(Dataset records)
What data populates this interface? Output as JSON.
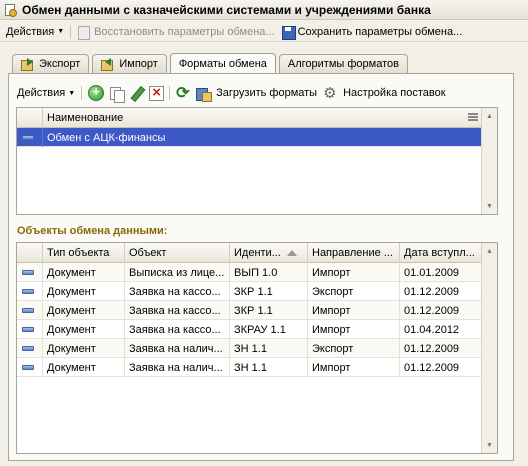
{
  "window": {
    "title": "Обмен данными с казначейскими системами и учреждениями банка"
  },
  "toolbar": {
    "actions_label": "Действия",
    "restore_label": "Восстановить параметры обмена...",
    "save_label": "Сохранить параметры обмена..."
  },
  "tabs": [
    {
      "label": "Экспорт",
      "icon": "export-icon"
    },
    {
      "label": "Импорт",
      "icon": "import-icon"
    },
    {
      "label": "Форматы обмена",
      "active": true
    },
    {
      "label": "Алгоритмы форматов"
    }
  ],
  "panel_toolbar": {
    "actions_label": "Действия",
    "load_formats_label": "Загрузить форматы",
    "delivery_settings_label": "Настройка поставок"
  },
  "formats_table": {
    "header": "Наименование",
    "rows": [
      {
        "name": "Обмен с АЦК-финансы",
        "selected": true
      }
    ]
  },
  "objects_section": {
    "title": "Объекты обмена данными:",
    "columns": [
      "Тип объекта",
      "Объект",
      "Иденти...",
      "Направление ...",
      "Дата вступл..."
    ],
    "rows": [
      [
        "Документ",
        "Выписка из лице...",
        "ВЫП 1.0",
        "Импорт",
        "01.01.2009"
      ],
      [
        "Документ",
        "Заявка на кассо...",
        "ЗКР 1.1",
        "Экспорт",
        "01.12.2009"
      ],
      [
        "Документ",
        "Заявка на кассо...",
        "ЗКР 1.1",
        "Импорт",
        "01.12.2009"
      ],
      [
        "Документ",
        "Заявка на кассо...",
        "ЗКРАУ 1.1",
        "Импорт",
        "01.04.2012"
      ],
      [
        "Документ",
        "Заявка на налич...",
        "ЗН 1.1",
        "Экспорт",
        "01.12.2009"
      ],
      [
        "Документ",
        "Заявка на налич...",
        "ЗН 1.1",
        "Импорт",
        "01.12.2009"
      ]
    ]
  }
}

- What is expected -
From the entries above, output every line exactly and omit any image.

- Result of this task -
What data populates this interface? Output as JSON.
{
  "window": {
    "title": "Обмен данными с казначейскими системами и учреждениями банка"
  },
  "toolbar": {
    "actions_label": "Действия",
    "restore_label": "Восстановить параметры обмена...",
    "save_label": "Сохранить параметры обмена..."
  },
  "tabs": [
    {
      "label": "Экспорт",
      "icon": "export-icon"
    },
    {
      "label": "Импорт",
      "icon": "import-icon"
    },
    {
      "label": "Форматы обмена",
      "active": true
    },
    {
      "label": "Алгоритмы форматов"
    }
  ],
  "panel_toolbar": {
    "actions_label": "Действия",
    "load_formats_label": "Загрузить форматы",
    "delivery_settings_label": "Настройка поставок"
  },
  "formats_table": {
    "header": "Наименование",
    "rows": [
      {
        "name": "Обмен с АЦК-финансы",
        "selected": true
      }
    ]
  },
  "objects_section": {
    "title": "Объекты обмена данными:",
    "columns": [
      "Тип объекта",
      "Объект",
      "Иденти...",
      "Направление ...",
      "Дата вступл..."
    ],
    "rows": [
      [
        "Документ",
        "Выписка из лице...",
        "ВЫП 1.0",
        "Импорт",
        "01.01.2009"
      ],
      [
        "Документ",
        "Заявка на кассо...",
        "ЗКР 1.1",
        "Экспорт",
        "01.12.2009"
      ],
      [
        "Документ",
        "Заявка на кассо...",
        "ЗКР 1.1",
        "Импорт",
        "01.12.2009"
      ],
      [
        "Документ",
        "Заявка на кассо...",
        "ЗКРАУ 1.1",
        "Импорт",
        "01.04.2012"
      ],
      [
        "Документ",
        "Заявка на налич...",
        "ЗН 1.1",
        "Экспорт",
        "01.12.2009"
      ],
      [
        "Документ",
        "Заявка на налич...",
        "ЗН 1.1",
        "Импорт",
        "01.12.2009"
      ]
    ]
  }
}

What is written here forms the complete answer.